## EXERCISE INPUT
[START]
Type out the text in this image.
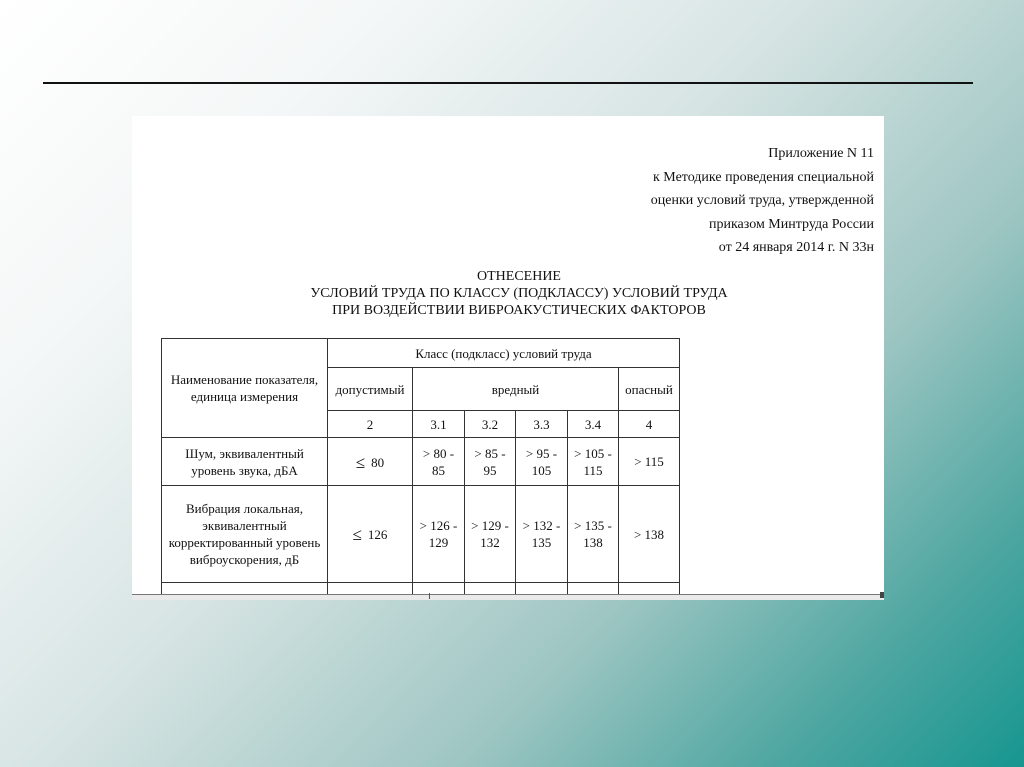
Приложение N 11
к Методике проведения специальной
оценки условий труда, утвержденной
приказом Минтруда России
от 24 января 2014 г. N 33н
ОТНЕСЕНИЕ
УСЛОВИЙ ТРУДА ПО КЛАССУ (ПОДКЛАССУ) УСЛОВИЙ ТРУДА
ПРИ ВОЗДЕЙСТВИИ ВИБРОАКУСТИЧЕСКИХ ФАКТОРОВ
Наименование показателя, единица измерения	Класс (подкласс) условий труда					
	допустимый	вредный				опасный
	2	3.1	3.2	3.3	3.4	4
Шум, эквивалентный уровень звука, дБА	≤ 80	> 80 - 85	> 85 - 95	> 95 - 105	> 105 - 115	> 115
Вибрация локальная, эквивалентный корректированный уровень виброускорения, дБ	≤ 126	> 126 - 129	> 129 - 132	> 132 - 135	> 135 - 138	> 138
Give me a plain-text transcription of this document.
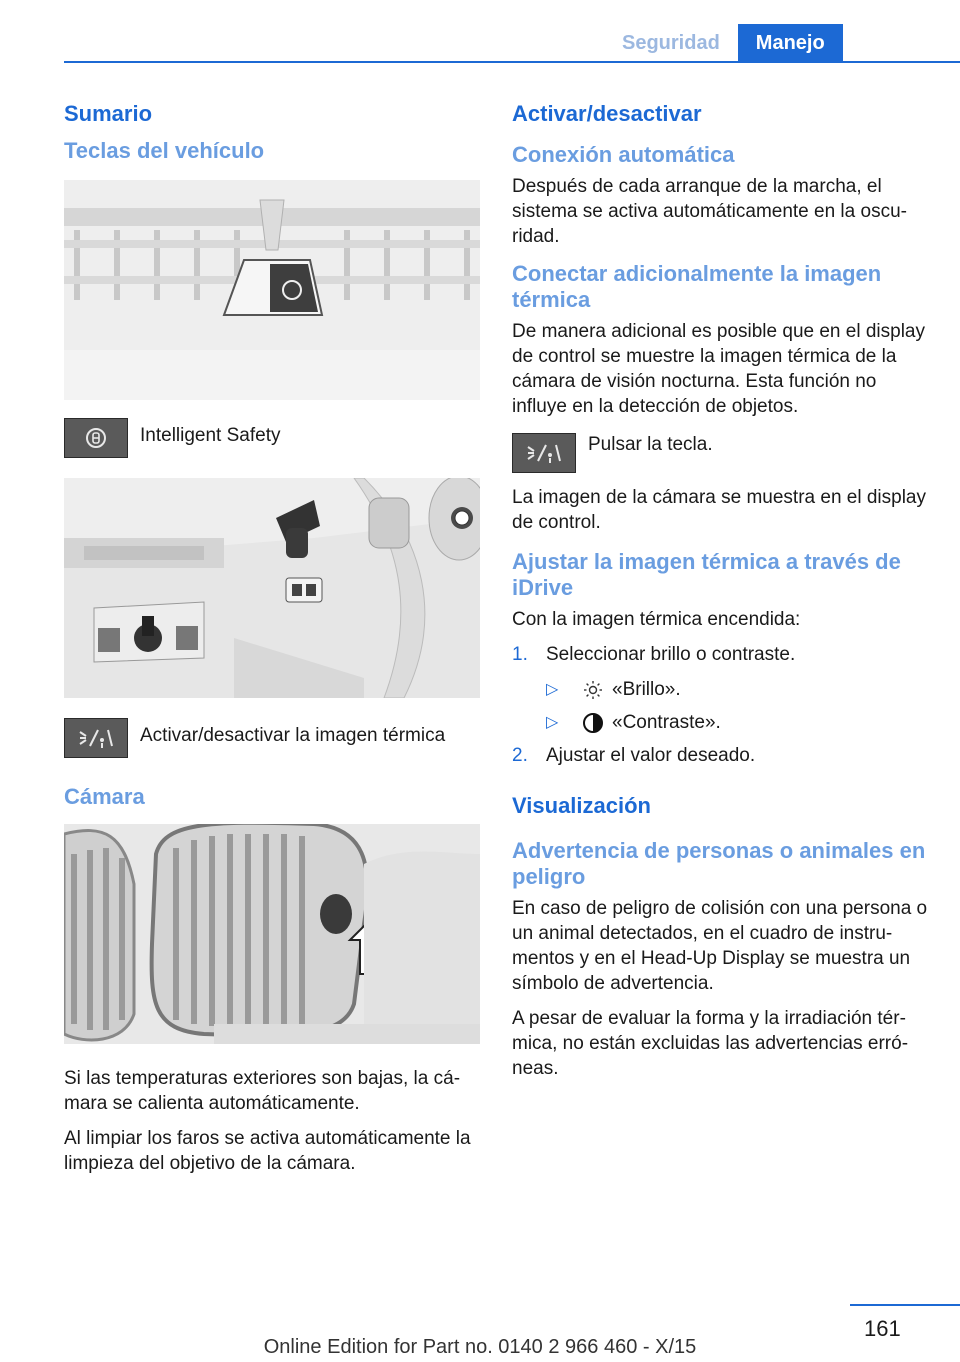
Seguridad	Manejo
Sumario
Teclas del vehículo
Intelligent Safety
Activar/desactivar la imagen térmica
Cámara

Si las temperaturas exteriores son bajas, la cámara se calienta automáticamente.

Al limpiar los faros se activa automáticamente la limpieza del objetivo de la cámara.

Activar/desactivar
Conexión automática

Después de cada arranque de la marcha, el sistema se activa automáticamente en la oscuridad.

Conectar adicionalmente la imagen térmica

De manera adicional es posible que en el display de control se muestre la imagen térmica de la cámara de visión nocturna. Esta función no influye en la detección de objetos.

Pulsar la tecla.

La imagen de la cámara se muestra en el display de control.

Ajustar la imagen térmica a través de iDrive

Con la imagen térmica encendida:

1. Seleccionar brillo o contraste.
▷	«Brillo».
▷	«Contraste».
2. Ajustar el valor deseado.
Visualización
Advertencia de personas o animales en peligro

En caso de peligro de colisión con una persona o un animal detectados, en el cuadro de instrumentos y en el Head-Up Display se muestra un símbolo de advertencia.

A pesar de evaluar la forma y la irradiación térmica, no están excluidas las advertencias erróneas.

161
Online Edition for Part no. 0140 2 966 460 - X/15
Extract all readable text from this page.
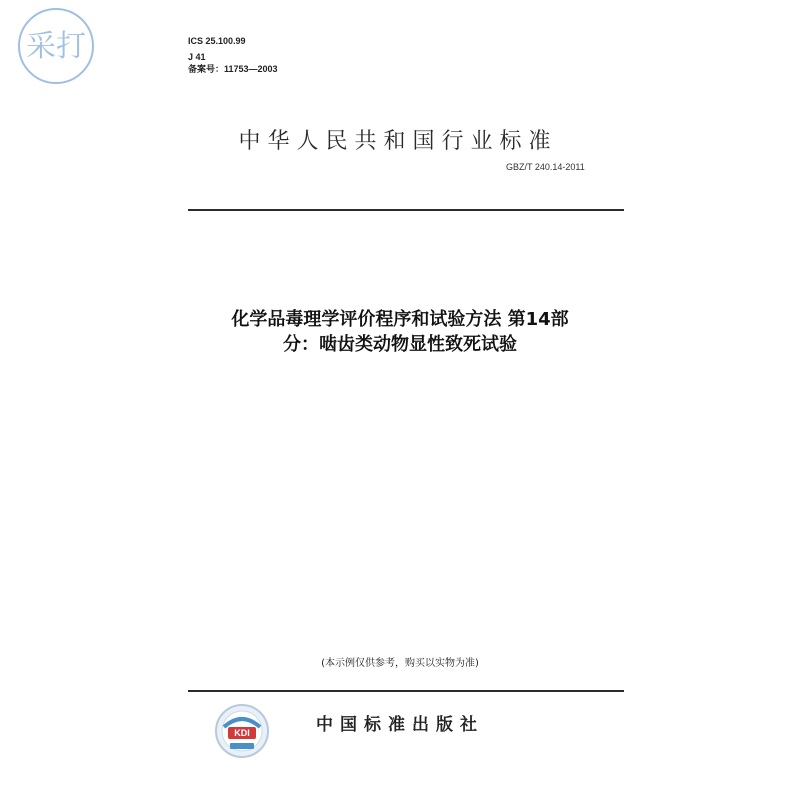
采打	ICS 25.100.99
J 41
备案号：11753—2003
中华人民共和国行业标准
GBZ/T 240.14-2011
化学品毒理学评价程序和试验方法 第14部
分：啮齿类动物显性致死试验
(本示例仅供参考，购买以实物为准)
KDI	中国标准出版社
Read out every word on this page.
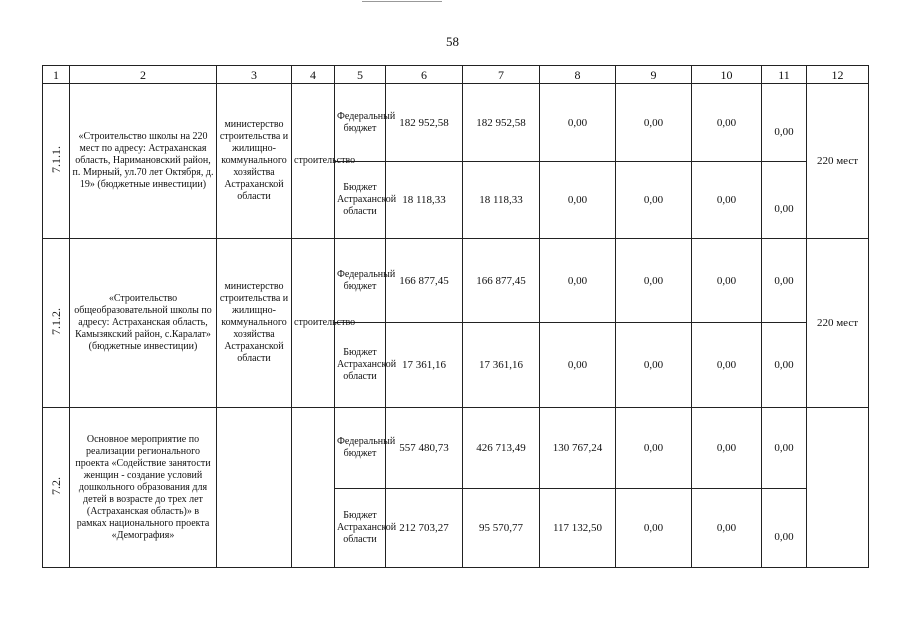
58
1	2	3	4	5	6	7	8	9	10	11	12
7.1.1.	«Строительство школы на 220 мест по адресу: Астраханская область, Наримановский район, п. Мирный, ул.70 лет Октября, д. 19» (бюджетные инвестиции)	министерство строительства и жилищно-коммунального хозяйства Астраханской области	строительство	Федеральный бюджет	182 952,58	182 952,58	0,00	0,00	0,00	0,00	220 мест
				Бюджет Астраханской области	18 118,33	18 118,33	0,00	0,00	0,00	0,00	
7.1.2.	«Строительство общеобразовательной школы по адресу: Астраханская область, Камызякский район, с.Каралат» (бюджетные инвестиции)	министерство строительства и жилищно-коммунального хозяйства Астраханской области	строительство	Федеральный бюджет	166 877,45	166 877,45	0,00	0,00	0,00	0,00	220 мест
				Бюджет Астраханской области	17 361,16	17 361,16	0,00	0,00	0,00	0,00	
7.2.	Основное мероприятие по реализации регионального проекта «Содействие занятости женщин - создание условий дошкольного образования для детей в возрасте до трех лет (Астраханская область)» в рамках национального проекта «Демография»			Федеральный бюджет	557 480,73	426 713,49	130 767,24	0,00	0,00	0,00	
				Бюджет Астраханской области	212 703,27	95 570,77	117 132,50	0,00	0,00	0,00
[END]
## DIRECTIVE
Quote the material word for word, dropping any images it holds.

## COMPLETE ANSWER
Type out the text in this image.
Приложение N 11
к Методике проведения специальной
оценки условий труда, утвержденной
приказом Минтруда России
от 24 января 2014 г. N 33н
ОТНЕСЕНИЕ
УСЛОВИЙ ТРУДА ПО КЛАССУ (ПОДКЛАССУ) УСЛОВИЙ ТРУДА
ПРИ ВОЗДЕЙСТВИИ ВИБРОАКУСТИЧЕСКИХ ФАКТОРОВ
Наименование показателя, единица измерения	Класс (подкласс) условий труда					
	допустимый	вредный				опасный
	2	3.1	3.2	3.3	3.4	4
Шум, эквивалентный уровень звука, дБА	≤ 80	> 80 - 85	> 85 - 95	> 95 - 105	> 105 - 115	> 115
Вибрация локальная, эквивалентный корректированный уровень виброускорения, дБ	≤ 126	> 126 - 129	> 129 - 132	> 132 - 135	> 135 - 138	> 138
Give me a plain-text transcription of this document.
Seguridad	Manejo
Sumario
Teclas del vehículo
Intelligent Safety
Activar/desactivar la imagen térmica
Cámara

Si las temperaturas exteriores son bajas, la cámara se calienta automáticamente.

Al limpiar los faros se activa automáticamente la limpieza del objetivo de la cámara.

Activar/desactivar
Conexión automática

Después de cada arranque de la marcha, el sistema se activa automáticamente en la oscuridad.

Conectar adicionalmente la imagen térmica

De manera adicional es posible que en el display de control se muestre la imagen térmica de la cámara de visión nocturna. Esta función no influye en la detección de objetos.

Pulsar la tecla.

La imagen de la cámara se muestra en el display de control.

Ajustar la imagen térmica a través de iDrive

Con la imagen térmica encendida:

1. Seleccionar brillo o contraste.
▷	«Brillo».
▷	«Contraste».
2. Ajustar el valor deseado.
Visualización
Advertencia de personas o animales en peligro

En caso de peligro de colisión con una persona o un animal detectados, en el cuadro de instrumentos y en el Head-Up Display se muestra un símbolo de advertencia.

A pesar de evaluar la forma y la irradiación térmica, no están excluidas las advertencias erróneas.

161
Online Edition for Part no. 0140 2 966 460 - X/15
Extract all readable text from this page.
采打	ICS 25.100.99
J 41
备案号：11753—2003
中华人民共和国行业标准
GBZ/T 240.14-2011
化学品毒理学评价程序和试验方法 第14部
分：啮齿类动物显性致死试验
(本示例仅供参考，购买以实物为准)
KDI	中国标准出版社
Read out every word on this page.
58
1	2	3	4	5	6	7	8	9	10	11	12
7.1.1.	«Строительство школы на 220 мест по адресу: Астраханская область, Наримановский район, п. Мирный, ул.70 лет Октября, д. 19» (бюджетные инвестиции)	министерство строительства и жилищно-коммунального хозяйства Астраханской области	строительство	Федеральный бюджет	182 952,58	182 952,58	0,00	0,00	0,00	0,00	220 мест
				Бюджет Астраханской области	18 118,33	18 118,33	0,00	0,00	0,00	0,00	
7.1.2.	«Строительство общеобразовательной школы по адресу: Астраханская область, Камызякский район, с.Каралат» (бюджетные инвестиции)	министерство строительства и жилищно-коммунального хозяйства Астраханской области	строительство	Федеральный бюджет	166 877,45	166 877,45	0,00	0,00	0,00	0,00	220 мест
				Бюджет Астраханской области	17 361,16	17 361,16	0,00	0,00	0,00	0,00	
7.2.	Основное мероприятие по реализации регионального проекта «Содействие занятости женщин - создание условий дошкольного образования для детей в возрасте до трех лет (Астраханская область)» в рамках национального проекта «Демография»			Федеральный бюджет	557 480,73	426 713,49	130 767,24	0,00	0,00	0,00	
				Бюджет Астраханской области	212 703,27	95 570,77	117 132,50	0,00	0,00	0,00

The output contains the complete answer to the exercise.